begin Records provided

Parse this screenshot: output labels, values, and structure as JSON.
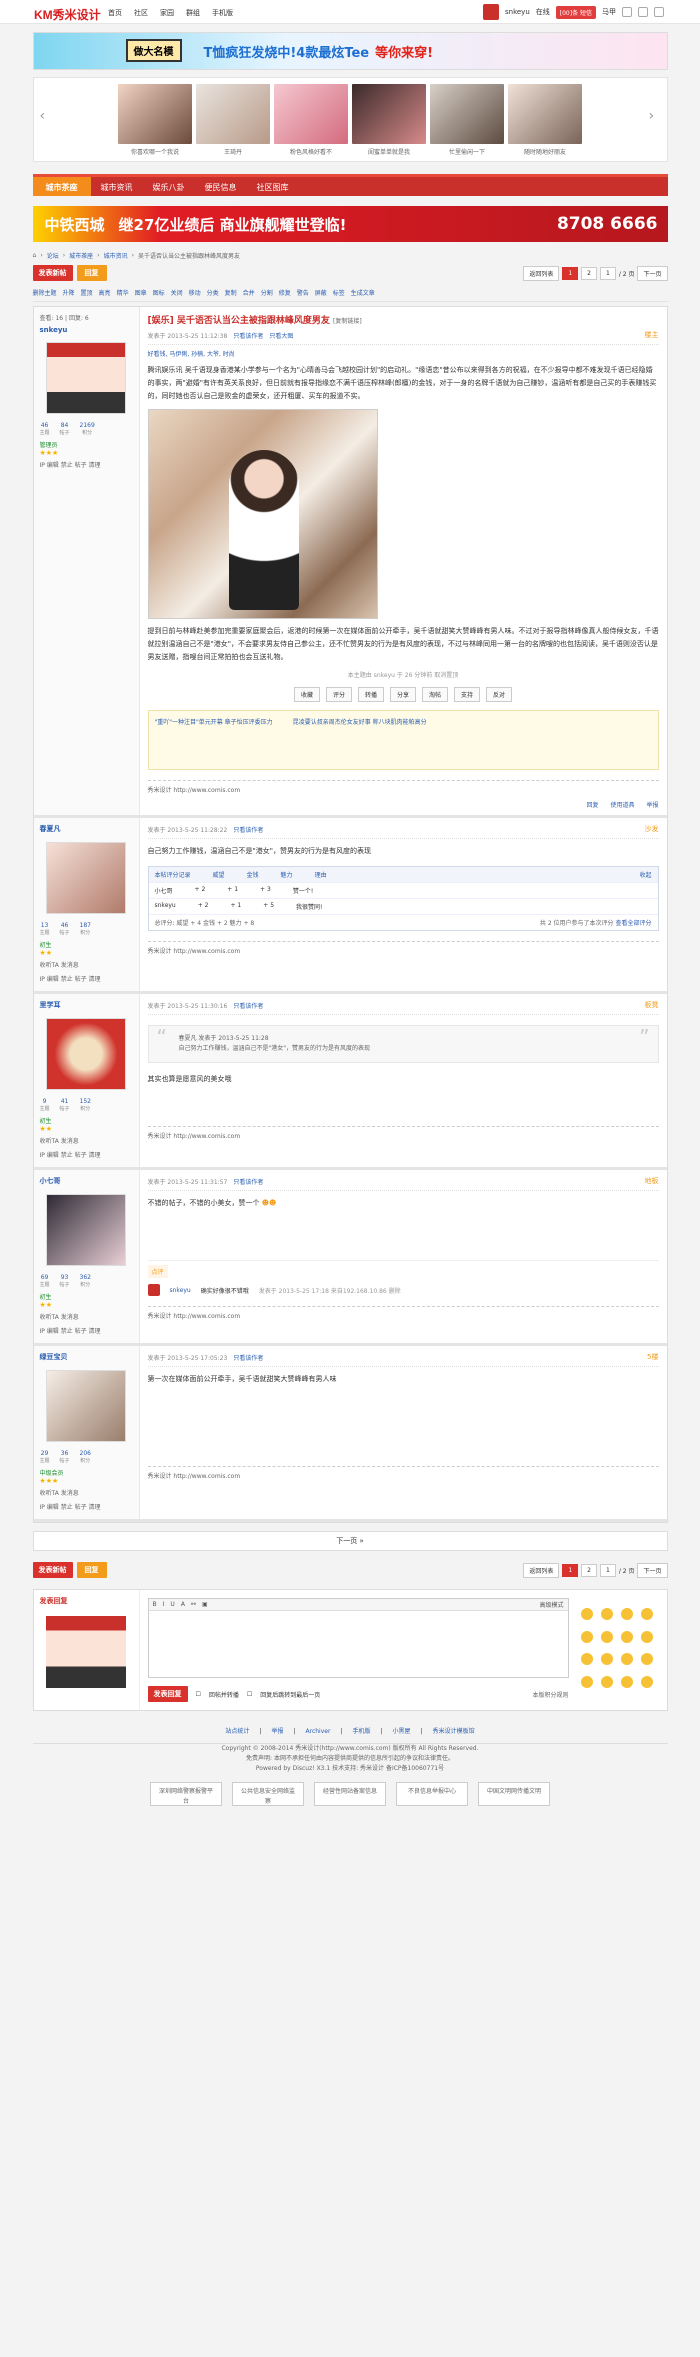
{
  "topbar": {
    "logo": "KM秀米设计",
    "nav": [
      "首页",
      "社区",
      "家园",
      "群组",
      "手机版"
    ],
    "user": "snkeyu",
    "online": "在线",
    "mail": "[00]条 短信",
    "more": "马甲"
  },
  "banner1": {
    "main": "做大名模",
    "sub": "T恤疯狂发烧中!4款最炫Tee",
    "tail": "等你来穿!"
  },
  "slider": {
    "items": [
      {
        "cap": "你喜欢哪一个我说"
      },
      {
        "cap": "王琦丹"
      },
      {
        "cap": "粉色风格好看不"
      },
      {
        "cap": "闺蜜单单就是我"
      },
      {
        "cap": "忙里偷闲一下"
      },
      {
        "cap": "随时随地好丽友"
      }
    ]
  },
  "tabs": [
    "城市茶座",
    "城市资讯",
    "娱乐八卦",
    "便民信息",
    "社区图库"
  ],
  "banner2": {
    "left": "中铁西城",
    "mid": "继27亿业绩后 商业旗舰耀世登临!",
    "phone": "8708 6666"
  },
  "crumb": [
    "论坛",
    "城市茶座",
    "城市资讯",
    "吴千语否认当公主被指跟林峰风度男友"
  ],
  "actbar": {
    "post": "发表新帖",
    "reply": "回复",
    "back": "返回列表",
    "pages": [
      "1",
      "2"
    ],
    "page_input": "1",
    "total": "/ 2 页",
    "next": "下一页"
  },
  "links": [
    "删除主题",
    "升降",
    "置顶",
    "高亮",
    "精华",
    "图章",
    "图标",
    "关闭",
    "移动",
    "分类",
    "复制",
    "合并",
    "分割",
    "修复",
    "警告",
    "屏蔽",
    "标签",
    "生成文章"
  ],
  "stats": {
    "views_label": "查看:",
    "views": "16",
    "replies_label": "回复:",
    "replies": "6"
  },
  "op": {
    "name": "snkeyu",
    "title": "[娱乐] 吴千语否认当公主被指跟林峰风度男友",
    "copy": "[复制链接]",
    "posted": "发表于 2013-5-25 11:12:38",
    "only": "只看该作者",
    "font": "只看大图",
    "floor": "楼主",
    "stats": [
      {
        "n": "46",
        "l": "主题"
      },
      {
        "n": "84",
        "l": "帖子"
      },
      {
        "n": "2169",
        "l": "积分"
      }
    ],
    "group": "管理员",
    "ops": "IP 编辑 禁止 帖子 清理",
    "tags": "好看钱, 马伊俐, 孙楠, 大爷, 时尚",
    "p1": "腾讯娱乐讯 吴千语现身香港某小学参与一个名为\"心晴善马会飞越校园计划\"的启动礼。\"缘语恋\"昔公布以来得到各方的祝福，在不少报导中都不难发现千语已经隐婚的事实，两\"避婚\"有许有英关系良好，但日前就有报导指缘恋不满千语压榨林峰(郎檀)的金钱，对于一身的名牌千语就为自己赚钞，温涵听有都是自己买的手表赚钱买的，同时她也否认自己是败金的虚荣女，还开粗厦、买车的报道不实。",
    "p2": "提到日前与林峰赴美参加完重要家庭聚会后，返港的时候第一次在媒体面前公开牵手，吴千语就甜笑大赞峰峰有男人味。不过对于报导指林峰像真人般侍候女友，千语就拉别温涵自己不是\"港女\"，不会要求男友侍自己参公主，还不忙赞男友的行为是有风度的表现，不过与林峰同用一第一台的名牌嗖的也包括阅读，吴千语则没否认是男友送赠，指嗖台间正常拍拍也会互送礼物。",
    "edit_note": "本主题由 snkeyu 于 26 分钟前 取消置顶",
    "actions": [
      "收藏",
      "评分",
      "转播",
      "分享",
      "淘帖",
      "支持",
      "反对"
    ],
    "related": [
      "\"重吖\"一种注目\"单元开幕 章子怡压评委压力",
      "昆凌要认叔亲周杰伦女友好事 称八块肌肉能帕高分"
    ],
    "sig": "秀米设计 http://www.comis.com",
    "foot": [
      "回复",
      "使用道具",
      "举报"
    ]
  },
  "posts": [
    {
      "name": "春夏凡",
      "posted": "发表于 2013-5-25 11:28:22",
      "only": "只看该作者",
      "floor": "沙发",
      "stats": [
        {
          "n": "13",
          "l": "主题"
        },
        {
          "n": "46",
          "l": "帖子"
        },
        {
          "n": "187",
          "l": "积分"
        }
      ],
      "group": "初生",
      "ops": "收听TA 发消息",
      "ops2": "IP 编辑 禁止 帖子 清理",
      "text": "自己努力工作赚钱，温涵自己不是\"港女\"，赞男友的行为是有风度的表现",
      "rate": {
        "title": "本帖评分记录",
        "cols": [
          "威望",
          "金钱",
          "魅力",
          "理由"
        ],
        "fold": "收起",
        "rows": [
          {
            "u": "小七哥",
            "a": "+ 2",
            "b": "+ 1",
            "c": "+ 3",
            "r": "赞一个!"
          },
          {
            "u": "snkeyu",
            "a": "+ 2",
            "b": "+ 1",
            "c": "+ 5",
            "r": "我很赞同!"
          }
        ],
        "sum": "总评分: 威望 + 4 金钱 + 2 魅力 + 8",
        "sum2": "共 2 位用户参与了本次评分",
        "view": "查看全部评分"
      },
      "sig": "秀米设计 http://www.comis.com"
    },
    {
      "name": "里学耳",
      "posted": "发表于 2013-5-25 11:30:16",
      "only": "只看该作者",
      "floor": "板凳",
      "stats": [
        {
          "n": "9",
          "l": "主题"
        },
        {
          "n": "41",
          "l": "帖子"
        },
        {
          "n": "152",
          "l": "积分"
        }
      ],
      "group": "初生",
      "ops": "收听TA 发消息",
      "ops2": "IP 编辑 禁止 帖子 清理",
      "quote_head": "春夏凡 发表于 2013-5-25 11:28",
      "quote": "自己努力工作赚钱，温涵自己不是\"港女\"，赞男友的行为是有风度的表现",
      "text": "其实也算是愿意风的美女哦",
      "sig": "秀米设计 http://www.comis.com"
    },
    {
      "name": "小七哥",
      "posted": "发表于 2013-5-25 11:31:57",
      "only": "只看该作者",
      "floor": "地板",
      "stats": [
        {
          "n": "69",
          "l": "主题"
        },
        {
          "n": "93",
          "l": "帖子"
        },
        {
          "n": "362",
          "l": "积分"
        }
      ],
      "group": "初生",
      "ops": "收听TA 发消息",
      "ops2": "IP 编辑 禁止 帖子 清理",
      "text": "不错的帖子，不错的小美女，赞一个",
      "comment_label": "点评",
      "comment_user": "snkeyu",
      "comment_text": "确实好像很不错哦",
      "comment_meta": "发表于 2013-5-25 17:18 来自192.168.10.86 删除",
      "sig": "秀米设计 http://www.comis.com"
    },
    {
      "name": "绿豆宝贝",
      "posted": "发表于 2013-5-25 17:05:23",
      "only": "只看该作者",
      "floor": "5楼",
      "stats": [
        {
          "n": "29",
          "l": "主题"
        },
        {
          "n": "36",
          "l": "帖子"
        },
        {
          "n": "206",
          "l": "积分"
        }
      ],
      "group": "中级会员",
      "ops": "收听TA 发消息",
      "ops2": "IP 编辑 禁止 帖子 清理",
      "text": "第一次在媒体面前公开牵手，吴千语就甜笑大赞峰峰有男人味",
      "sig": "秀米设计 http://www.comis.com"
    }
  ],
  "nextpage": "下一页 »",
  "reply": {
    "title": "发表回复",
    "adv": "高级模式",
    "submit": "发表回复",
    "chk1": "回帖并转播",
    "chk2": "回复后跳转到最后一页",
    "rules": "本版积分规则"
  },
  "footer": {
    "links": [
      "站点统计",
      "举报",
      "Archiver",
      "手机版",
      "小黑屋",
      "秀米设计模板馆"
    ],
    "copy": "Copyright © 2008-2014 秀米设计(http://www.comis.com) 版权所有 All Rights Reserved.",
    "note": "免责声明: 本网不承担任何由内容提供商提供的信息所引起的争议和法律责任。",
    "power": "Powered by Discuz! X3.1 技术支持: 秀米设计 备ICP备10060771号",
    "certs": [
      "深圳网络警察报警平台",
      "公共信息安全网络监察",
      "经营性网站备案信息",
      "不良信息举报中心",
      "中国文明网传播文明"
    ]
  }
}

end Records provided

▸ Task directions:
Look over the listing above. Pick out and copy every line that includes "自己努力工作赚钱".

▸ Written solution:
      "text": "自己努力工作赚钱，温涵自己不是\"港女\"，赞男友的行为是有风度的表现",
      "quote": "自己努力工作赚钱，温涵自己不是\"港女\"，赞男友的行为是有风度的表现",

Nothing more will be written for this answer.